Material shown -
---------------

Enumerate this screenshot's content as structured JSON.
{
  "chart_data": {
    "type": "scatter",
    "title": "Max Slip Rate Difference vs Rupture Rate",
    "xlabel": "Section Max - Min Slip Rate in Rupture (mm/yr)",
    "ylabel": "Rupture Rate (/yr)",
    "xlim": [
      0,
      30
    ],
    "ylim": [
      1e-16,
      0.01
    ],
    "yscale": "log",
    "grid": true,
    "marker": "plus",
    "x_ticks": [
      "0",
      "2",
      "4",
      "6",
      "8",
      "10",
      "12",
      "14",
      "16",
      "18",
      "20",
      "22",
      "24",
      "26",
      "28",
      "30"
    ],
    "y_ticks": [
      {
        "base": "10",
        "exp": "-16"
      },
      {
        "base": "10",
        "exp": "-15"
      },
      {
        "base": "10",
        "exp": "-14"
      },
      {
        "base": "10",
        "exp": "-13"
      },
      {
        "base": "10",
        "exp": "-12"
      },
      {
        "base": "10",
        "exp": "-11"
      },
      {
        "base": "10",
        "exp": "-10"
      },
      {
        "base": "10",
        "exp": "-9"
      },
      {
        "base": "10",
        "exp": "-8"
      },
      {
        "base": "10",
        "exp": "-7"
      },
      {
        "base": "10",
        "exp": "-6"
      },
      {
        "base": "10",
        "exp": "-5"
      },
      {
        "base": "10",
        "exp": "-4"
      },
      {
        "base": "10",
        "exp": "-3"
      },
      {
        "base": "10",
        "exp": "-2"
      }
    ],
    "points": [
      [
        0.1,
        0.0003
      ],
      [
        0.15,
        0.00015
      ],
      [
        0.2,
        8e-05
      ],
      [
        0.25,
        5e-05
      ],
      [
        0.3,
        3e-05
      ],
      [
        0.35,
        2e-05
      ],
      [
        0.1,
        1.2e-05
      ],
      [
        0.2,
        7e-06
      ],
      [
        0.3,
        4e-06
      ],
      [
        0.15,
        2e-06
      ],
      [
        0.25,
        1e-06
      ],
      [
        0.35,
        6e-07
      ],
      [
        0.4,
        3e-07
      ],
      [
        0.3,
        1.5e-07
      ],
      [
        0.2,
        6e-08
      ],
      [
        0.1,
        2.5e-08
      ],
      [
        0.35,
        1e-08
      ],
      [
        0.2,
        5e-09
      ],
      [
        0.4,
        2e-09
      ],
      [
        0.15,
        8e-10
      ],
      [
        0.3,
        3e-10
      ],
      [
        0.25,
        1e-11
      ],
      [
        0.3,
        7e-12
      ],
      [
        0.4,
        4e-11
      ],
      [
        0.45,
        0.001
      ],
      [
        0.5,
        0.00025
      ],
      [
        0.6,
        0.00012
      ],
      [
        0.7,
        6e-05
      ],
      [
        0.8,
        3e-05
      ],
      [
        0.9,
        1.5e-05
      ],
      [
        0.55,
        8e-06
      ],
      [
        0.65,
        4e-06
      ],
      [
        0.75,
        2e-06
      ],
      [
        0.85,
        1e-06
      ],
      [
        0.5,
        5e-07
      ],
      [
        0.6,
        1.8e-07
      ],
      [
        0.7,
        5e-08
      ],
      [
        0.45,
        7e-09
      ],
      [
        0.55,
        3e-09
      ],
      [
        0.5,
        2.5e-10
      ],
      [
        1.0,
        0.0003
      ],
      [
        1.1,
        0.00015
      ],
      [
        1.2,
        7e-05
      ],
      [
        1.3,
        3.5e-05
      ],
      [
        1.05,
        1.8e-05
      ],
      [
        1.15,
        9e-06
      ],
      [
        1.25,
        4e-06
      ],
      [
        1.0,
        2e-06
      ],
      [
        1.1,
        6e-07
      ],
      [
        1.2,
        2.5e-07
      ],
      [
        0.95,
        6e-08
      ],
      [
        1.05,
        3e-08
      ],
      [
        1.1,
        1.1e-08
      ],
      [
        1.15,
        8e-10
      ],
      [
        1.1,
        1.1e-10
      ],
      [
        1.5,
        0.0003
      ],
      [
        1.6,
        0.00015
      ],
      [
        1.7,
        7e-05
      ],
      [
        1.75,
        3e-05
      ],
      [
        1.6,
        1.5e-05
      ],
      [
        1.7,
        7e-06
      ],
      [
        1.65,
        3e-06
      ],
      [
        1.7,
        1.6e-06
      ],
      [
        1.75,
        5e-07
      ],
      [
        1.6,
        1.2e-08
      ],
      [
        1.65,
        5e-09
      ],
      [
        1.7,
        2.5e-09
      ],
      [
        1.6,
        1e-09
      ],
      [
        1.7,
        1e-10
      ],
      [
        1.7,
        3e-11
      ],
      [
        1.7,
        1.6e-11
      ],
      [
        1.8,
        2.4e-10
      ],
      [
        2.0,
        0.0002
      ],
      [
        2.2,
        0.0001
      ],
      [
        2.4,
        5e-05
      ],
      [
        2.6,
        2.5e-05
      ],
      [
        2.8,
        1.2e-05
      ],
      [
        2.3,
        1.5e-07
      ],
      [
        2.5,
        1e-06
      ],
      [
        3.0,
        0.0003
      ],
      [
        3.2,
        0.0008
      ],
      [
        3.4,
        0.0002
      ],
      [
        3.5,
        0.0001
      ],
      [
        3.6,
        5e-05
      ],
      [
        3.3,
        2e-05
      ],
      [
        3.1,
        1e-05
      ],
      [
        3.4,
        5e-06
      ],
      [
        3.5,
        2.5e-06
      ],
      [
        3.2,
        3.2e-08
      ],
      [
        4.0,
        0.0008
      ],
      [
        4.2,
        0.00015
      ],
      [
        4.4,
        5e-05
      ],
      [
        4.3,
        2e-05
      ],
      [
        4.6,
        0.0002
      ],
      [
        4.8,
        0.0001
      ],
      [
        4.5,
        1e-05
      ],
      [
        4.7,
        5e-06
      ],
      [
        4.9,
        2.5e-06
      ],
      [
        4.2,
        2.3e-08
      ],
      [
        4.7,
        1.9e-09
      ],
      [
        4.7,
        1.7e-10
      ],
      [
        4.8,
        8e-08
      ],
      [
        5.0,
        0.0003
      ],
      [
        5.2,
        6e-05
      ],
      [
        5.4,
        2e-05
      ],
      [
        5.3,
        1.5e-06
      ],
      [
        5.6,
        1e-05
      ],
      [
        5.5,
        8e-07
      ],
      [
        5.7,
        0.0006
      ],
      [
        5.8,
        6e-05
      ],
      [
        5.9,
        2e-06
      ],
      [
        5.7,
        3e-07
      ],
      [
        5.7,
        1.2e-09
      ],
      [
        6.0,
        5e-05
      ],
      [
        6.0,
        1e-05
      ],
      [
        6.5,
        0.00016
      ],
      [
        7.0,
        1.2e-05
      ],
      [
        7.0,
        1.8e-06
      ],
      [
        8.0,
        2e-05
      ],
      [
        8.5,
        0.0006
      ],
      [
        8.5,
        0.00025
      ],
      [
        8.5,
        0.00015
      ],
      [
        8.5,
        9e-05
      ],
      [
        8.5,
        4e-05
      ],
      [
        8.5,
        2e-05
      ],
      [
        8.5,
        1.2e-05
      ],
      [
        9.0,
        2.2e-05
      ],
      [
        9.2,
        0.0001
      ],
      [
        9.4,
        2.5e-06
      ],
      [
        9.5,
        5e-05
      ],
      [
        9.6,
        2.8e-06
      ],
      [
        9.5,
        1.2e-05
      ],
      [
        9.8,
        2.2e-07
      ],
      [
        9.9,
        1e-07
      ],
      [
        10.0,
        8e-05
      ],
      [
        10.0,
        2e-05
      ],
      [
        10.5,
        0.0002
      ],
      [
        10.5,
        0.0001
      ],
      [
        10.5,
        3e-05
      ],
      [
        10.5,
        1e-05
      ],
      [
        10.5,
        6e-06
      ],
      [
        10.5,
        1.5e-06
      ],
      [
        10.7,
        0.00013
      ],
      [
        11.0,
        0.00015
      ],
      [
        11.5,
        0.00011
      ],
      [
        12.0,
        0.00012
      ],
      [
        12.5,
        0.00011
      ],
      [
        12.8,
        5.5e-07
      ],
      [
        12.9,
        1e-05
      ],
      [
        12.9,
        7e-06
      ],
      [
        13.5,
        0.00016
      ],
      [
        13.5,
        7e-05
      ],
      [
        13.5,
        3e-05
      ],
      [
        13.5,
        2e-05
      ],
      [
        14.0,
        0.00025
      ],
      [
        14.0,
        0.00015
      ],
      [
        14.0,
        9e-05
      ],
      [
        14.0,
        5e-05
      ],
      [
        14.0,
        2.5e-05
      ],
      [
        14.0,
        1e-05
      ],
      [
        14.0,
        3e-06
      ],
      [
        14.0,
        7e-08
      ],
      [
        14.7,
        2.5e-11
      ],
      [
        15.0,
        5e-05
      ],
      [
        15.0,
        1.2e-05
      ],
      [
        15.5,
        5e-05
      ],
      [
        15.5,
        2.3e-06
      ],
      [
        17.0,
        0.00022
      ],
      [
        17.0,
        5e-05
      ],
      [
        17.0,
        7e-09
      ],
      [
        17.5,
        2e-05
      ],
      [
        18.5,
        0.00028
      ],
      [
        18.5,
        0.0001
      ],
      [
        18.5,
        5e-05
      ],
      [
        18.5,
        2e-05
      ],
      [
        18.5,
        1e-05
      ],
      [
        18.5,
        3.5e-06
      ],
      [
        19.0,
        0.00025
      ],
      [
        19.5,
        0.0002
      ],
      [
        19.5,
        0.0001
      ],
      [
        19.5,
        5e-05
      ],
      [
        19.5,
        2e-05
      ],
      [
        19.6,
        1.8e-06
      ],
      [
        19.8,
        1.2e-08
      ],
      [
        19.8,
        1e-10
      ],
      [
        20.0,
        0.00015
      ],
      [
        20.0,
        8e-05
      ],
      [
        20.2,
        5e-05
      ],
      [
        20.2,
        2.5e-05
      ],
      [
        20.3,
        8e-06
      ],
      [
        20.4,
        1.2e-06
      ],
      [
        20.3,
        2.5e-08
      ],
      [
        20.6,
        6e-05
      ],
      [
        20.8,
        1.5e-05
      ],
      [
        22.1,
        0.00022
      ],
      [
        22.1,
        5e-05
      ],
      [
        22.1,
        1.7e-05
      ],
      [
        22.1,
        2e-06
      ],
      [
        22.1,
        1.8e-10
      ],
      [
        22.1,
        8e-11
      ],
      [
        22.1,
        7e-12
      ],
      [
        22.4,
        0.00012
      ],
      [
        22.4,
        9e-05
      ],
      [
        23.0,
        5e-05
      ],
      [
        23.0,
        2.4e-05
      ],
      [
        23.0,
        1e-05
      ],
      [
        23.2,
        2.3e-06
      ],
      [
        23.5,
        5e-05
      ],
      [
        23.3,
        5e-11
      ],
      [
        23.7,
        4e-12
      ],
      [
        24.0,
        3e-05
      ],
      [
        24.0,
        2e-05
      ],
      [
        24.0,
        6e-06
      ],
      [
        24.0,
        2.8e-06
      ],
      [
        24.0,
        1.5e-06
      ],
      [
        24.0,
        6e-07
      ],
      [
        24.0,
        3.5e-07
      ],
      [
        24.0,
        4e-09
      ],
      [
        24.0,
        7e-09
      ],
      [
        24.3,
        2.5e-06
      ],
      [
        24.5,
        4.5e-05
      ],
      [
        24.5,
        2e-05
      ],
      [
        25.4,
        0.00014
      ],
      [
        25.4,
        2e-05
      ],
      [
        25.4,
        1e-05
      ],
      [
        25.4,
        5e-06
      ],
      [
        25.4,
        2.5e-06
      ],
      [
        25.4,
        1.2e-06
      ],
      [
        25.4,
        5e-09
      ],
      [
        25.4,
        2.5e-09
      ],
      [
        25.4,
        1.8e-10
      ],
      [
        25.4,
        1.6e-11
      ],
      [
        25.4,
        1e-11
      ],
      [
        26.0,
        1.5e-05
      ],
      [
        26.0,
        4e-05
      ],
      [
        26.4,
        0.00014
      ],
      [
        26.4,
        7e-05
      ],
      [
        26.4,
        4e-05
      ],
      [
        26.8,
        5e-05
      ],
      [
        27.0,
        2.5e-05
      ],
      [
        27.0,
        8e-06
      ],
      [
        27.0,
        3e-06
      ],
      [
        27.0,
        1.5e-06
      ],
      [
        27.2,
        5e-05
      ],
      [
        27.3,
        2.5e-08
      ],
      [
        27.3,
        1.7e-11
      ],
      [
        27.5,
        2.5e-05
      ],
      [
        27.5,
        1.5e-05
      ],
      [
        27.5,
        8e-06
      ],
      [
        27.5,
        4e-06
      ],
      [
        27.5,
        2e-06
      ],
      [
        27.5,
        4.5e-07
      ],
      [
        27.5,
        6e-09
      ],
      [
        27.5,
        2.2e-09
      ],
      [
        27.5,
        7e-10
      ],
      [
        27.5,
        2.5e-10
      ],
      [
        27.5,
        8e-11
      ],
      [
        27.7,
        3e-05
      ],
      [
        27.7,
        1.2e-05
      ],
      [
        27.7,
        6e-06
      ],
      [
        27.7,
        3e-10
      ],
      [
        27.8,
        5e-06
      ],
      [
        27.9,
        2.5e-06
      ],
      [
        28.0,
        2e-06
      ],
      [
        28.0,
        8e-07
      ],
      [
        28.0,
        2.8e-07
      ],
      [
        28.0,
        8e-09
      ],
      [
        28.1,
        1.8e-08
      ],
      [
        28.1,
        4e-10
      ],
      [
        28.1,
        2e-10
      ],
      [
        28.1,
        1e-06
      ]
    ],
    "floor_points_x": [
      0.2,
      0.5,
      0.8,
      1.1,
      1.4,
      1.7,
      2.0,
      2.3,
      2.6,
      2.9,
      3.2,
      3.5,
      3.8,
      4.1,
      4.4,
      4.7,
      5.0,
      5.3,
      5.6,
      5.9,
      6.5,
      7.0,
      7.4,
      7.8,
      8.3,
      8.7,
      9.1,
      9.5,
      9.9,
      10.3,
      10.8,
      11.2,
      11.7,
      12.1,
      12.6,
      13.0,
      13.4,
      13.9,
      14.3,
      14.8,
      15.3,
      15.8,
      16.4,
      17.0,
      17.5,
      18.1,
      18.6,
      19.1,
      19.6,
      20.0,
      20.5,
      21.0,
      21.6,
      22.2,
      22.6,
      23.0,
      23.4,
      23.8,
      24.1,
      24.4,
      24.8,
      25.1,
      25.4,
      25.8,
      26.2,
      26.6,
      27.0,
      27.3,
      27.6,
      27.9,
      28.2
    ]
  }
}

---------------

Written problem -
From the listing above, pick out every line containing "Slip".

Answer to this exercise -
    "title": "Max Slip Rate Difference vs Rupture Rate",
    "xlabel": "Section Max - Min Slip Rate in Rupture (mm/yr)",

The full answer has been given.